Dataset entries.

■ ■ ■ ■ ■

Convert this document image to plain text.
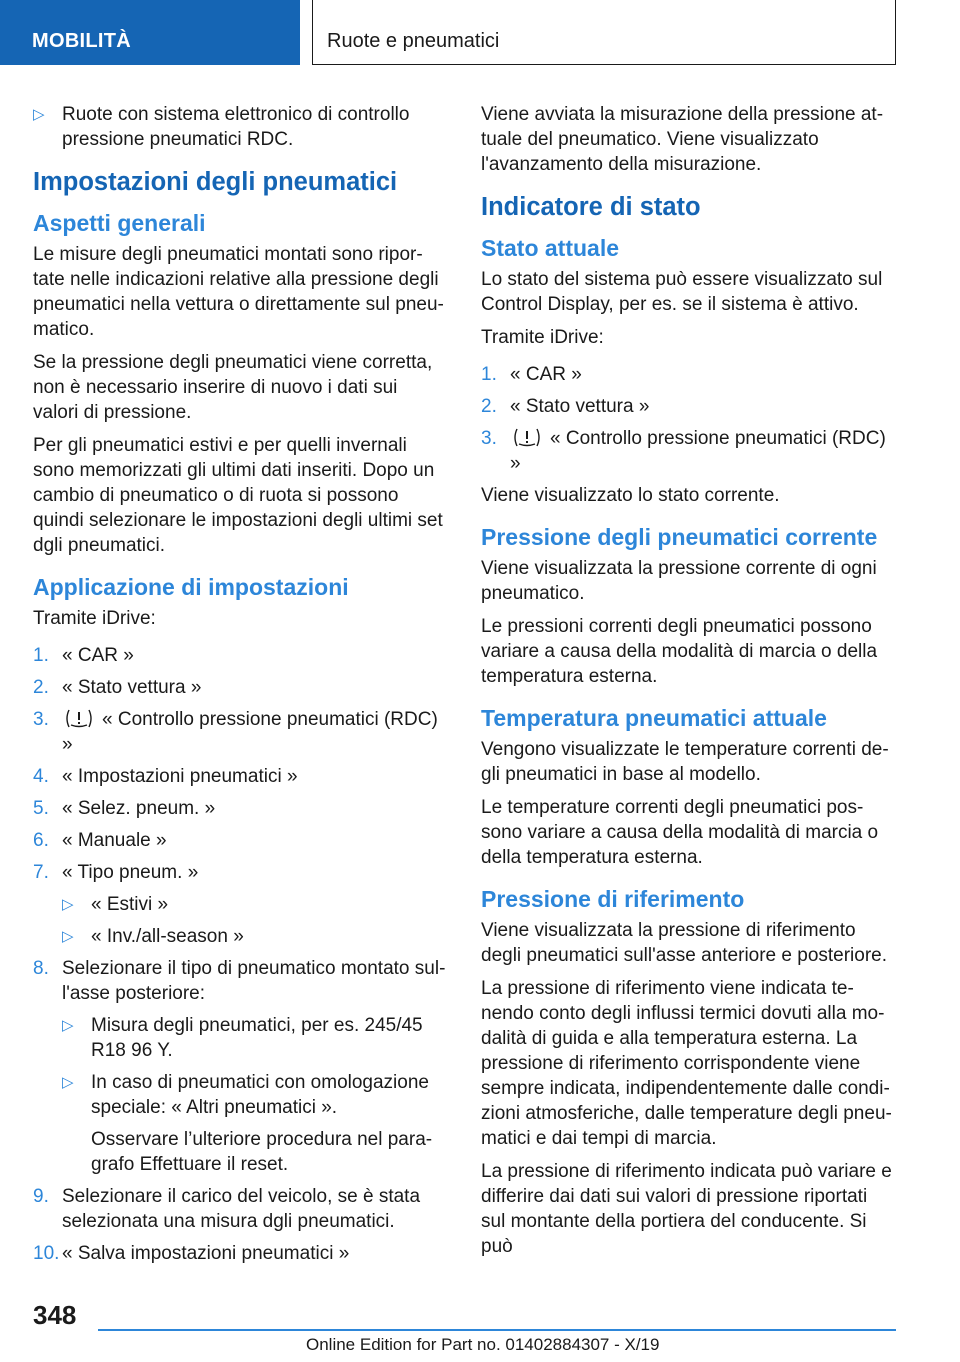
MOBILITÀ	Ruote e pneumatici
▷ Ruote con sistema elettronico di controllo pressione pneumatici RDC.
Impostazioni degli pneumatici
Aspetti generali

Le misure degli pneumatici montati sono riportate nelle indicazioni relative alla pressione degli pneumatici nella vettura o direttamente sul pneumatico.

Se la pressione degli pneumatici viene corretta, non è necessario inserire di nuovo i dati sui valori di pressione.

Per gli pneumatici estivi e per quelli invernali sono memorizzati gli ultimi dati inseriti. Dopo un cambio di pneumatico o di ruota si possono quindi selezionare le impostazioni degli ultimi set dgli pneumatici.

Applicazione di impostazioni

Tramite iDrive:

1. « CAR »
2. « Stato vettura »
3.	« Controllo pressione pneumatici (RDC) »
4. « Impostazioni pneumatici »
5. « Selez. pneum. »
6. « Manuale »
7. « Tipo pneum. »
▷ « Estivi »
▷ « Inv./all-season »
8. Selezionare il tipo di pneumatico montato sull'asse posteriore:
▷ Misura degli pneumatici, per es. 245/45 R18 96 Y.
▷ In caso di pneumatici con omologazione speciale: « Altri pneumatici ».
Osservare l’ulteriore procedura nel paragrafo Effettuare il reset.
9. Selezionare il carico del veicolo, se è stata selezionata una misura dgli pneumatici.
10. « Salva impostazioni pneumatici »

Viene avviata la misurazione della pressione attuale del pneumatico. Viene visualizzato l'avanzamento della misurazione.

Indicatore di stato
Stato attuale

Lo stato del sistema può essere visualizzato sul Control Display, per es. se il sistema è attivo.

Tramite iDrive:

1. « CAR »
2. « Stato vettura »
3.	« Controllo pressione pneumatici (RDC) »

Viene visualizzato lo stato corrente.

Pressione degli pneumatici corrente

Viene visualizzata la pressione corrente di ogni pneumatico.

Le pressioni correnti degli pneumatici possono variare a causa della modalità di marcia o della temperatura esterna.

Temperatura pneumatici attuale

Vengono visualizzate le temperature correnti degli pneumatici in base al modello.

Le temperature correnti degli pneumatici possono variare a causa della modalità di marcia o della temperatura esterna.

Pressione di riferimento

Viene visualizzata la pressione di riferimento degli pneumatici sull'asse anteriore e posteriore.

La pressione di riferimento viene indicata tenendo conto degli influssi termici dovuti alla modalità di guida e alla temperatura esterna. La pressione di riferimento corrispondente viene sempre indicata, indipendentemente dalle condizioni atmosferiche, dalle temperature degli pneumatici e dai tempi di marcia.

La pressione di riferimento indicata può variare e differire dai dati sui valori di pressione riportati sul montante della portiera del conducente. Si può

348
Online Edition for Part no. 01402884307 - X/19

■ ■ ■ ■ ■

The problem.
Which lines contain the word "sull"? Return each of them.

Exercise response.
8. Selezionare il tipo di pneumatico montato sull'asse posteriore:
Viene visualizzata la pressione di riferimento degli pneumatici sull'asse anteriore e posteriore.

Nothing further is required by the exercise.